[Texto fuente]:

Me extrañó esta afirmación y pregunté qué les pasaba y de qué diantres hablaban.
-“Si escuchas a abuelo cortar madera, te llama a su casa. Te engaña, te encanta y se te lleva” –comenzaron explicando-. “Si llegas junto a él hace que te pierdas y que no vuelvas más a tu casa. Se te lleva con él para siempre. Nunca más regresas. Es raro que tú estés aquí hoy. Tú deberías estar muerto”.
Mi incredulidad y raciocinio vino pronto en mi rescate. Obviamente aquel sonido extraño me resultó llamativo pero en ningún caso “tiró” de mí hacia ninguna parte o me embelesó hasta ese punto; y antes de que pudiera preguntar por el desaparecido, Bagazo se me adelantó:
-****, se ha perdido esta noche. El abuelo se lo ha llevado. Seguro escuchó lo que tú y fue a su encuentro. No lo volveremos a ver.
Aquella mañana, medio poblado fue en su búsqueda y tal como predijeron, no lo encontraron. Según me explicaron después, estás historias solían suceder con alguna frecuencia. Hasta me llevaron junto a un enorme árbol lupuna amazónico en el que me aseguraron el abuelo había sido visto varias veces. Cuando les pedí que me describieran a la criatura o el espíritu todos coincidieron con bastante exactitud en sus rasgos. Era un hombre viejo, de cabellos y barbas luengas (lo cual es una descripción extraña entre indígenas lampiños), alto y de aspecto desaliñado. Por el retrato que me hacían de él podía ser de raza jafética sin ningún atributo indiano. Fui incapaz de saber si era corpóreo o espiritual ya que para ellos esta diferencia apenas está clara. Lo que sí me aseguraron es que dejaba sus huellas en el barro los días lluviosos.
Fuera lo que fuere este ser (por alguna razón a mi mente vinieron las antiguas fábulas élficas europeas), no pude evitar pensar en la leyenda, ya ampliamente extendida en casi todos los rincones amazonas, del chullachaqui; un ser infernal con una pierna animal y otra humana que roba a la gente para hacerla desaparecer. Lo que me resultó curioso es que los coto-aucas jamás habían escuchado antes ese nombre pues para ellos sólo era “el viejo” que se lleva a la gente y la devora. ¿Estaremos, realmente, ante un ser, o seres, que habita estas densas junglas? Yo me inclino a pensar que todo es posible y que quizás yo fui un “afortunado” al haberlo escuchado y no haber caído en su “trampa” mortal.

[Actividad 1]:
Responde las siguientes preguntas sobre el relato del abuelo que se lleva a la gente.
(a) Según lo que le explicaron al narrador, ¿qué hace el abuelo con quien lo escucha cortar madera?
(b) ¿Junto a qué árbol le aseguraron al narrador que el abuelo había sido visto varias veces?
(c) ¿Qué dejaba el abuelo en el barro los días lluviosos?
[Actividad 2]: Enumera los rasgos con que, según el relato del abuelo que se lleva a la gente, todos describieron a la criatura.
[Actividad 3]: Redacta una continuación del relato del abuelo que se lleva a la gente a partir de su última oración.

Datos de análisis de la disposición de página:
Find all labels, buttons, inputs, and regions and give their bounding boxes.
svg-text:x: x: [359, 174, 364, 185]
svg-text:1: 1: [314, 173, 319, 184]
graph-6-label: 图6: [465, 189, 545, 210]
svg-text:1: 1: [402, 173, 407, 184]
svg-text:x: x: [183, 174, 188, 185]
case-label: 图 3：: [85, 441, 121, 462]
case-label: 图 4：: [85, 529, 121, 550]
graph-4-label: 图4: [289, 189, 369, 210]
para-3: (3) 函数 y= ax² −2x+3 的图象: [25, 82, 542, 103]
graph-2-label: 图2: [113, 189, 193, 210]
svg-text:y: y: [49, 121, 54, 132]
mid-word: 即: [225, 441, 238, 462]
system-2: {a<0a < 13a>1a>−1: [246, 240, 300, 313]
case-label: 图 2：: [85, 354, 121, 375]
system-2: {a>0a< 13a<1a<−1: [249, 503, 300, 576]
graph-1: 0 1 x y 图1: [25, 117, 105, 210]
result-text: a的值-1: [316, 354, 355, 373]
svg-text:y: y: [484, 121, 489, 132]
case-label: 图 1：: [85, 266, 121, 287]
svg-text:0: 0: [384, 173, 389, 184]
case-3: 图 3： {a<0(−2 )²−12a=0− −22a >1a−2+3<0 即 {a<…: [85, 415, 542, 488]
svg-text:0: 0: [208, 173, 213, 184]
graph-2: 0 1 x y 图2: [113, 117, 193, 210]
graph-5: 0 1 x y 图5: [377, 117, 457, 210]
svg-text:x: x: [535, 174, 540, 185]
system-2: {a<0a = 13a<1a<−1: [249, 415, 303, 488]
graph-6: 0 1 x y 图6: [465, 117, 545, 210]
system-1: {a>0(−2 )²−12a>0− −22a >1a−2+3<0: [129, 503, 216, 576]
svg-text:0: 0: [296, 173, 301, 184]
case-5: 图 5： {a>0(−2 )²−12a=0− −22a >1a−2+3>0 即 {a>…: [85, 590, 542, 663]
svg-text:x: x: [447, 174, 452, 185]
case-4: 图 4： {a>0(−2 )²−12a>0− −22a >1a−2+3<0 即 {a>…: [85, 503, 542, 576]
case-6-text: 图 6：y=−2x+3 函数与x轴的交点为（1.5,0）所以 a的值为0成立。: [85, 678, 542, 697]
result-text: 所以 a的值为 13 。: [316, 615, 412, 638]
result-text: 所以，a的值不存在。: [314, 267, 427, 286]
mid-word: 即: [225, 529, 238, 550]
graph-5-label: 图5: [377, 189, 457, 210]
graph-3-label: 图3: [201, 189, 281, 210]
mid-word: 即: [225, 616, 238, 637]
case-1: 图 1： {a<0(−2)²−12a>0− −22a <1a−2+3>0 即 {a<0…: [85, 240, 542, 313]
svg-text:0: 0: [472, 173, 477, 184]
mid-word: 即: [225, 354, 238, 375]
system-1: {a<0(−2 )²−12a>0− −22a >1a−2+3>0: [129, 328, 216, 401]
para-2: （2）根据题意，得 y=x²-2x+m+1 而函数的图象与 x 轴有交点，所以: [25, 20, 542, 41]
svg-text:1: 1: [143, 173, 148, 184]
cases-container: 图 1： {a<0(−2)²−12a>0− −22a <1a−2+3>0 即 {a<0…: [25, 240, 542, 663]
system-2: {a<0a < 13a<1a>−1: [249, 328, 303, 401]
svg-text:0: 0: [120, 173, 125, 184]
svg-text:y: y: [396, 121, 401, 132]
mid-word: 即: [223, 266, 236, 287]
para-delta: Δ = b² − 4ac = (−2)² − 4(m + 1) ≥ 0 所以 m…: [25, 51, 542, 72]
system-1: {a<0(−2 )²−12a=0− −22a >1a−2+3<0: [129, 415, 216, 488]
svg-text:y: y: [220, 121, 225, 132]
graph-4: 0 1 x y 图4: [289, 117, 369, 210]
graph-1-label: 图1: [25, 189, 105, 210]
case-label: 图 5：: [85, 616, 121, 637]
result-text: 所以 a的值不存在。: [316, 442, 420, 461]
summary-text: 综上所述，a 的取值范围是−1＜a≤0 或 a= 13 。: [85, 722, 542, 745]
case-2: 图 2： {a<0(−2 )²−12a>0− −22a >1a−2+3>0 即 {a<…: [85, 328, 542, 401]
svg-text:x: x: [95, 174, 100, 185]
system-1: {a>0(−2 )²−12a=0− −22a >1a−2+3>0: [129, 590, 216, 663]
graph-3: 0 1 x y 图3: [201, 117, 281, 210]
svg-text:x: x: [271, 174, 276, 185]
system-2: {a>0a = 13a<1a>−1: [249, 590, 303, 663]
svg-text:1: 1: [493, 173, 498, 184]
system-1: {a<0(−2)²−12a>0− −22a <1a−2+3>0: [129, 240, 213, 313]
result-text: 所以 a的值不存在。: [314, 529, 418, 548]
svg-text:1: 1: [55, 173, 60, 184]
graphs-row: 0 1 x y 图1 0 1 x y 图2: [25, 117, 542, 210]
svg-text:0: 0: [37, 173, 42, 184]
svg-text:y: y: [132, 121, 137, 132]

[Respuesta escrita 1]:
(a) Lo llama a su casa, lo engaña, lo encanta y se lo lleva.
(b) Junto a un enorme árbol lupuna amazónico.
(c) Sus huellas.

[Respuesta escrita 2]:
- Era un hombre viejo.
- Tenía cabellos y barbas luengas.
- Era alto.
- Tenía aspecto desaliñado.

[Respuesta escrita 3]:
LA DESPEDIDA
Llegó el triste día de la despedida. Tuve muchas más experiencias con ellos e hice muchos más sondeos sobre este soberbio pueblo amazónico, pero lo dejo para otra ocasión. Los coto-aucas son, sin duda, uno de los pueblos selváticos más interesantes que he tenido ocasión de conocer. Son amigables, puros y mantienen todavía la honestidad de sus tradiciones, a pesar de todo. El Amazonas está plagado de misterios y bondades y es uno de los pocos lugares primigenios que todavía nos quedan, pero si no la cuidamos a ella y a todo lo que contiene, habremos fracasado como civilización. Si a los indígenas los visitamos en demasía sin más motivo que estar con un pueblo “exótico”, sus días están contados. Sólo la investigación seria y el respeto profundo deben ser los motores para ir a verles. Como dijera muy acertadamente el antropólogo catalán Josep M. Ferigla: “Si algún día toda la especie humana deviniera culturalmente homogénea, sería nuestra muerte”. Me quedo con esa frase.
*Harmina: Alcaloide fluorescente perteneciente a la familia de las beta-cabolinas presente en la ayahuasca.
*Las mujeres coto-aucas, pueden ser invitadas, aún siendo muy jóvenes, a tomar yagé y sanango (Brunfelsia), pero no para aprender, sino “para no provocar daños, o malograr, “preparando la comida”. Como este no era el caso, fueron todas expulsadas.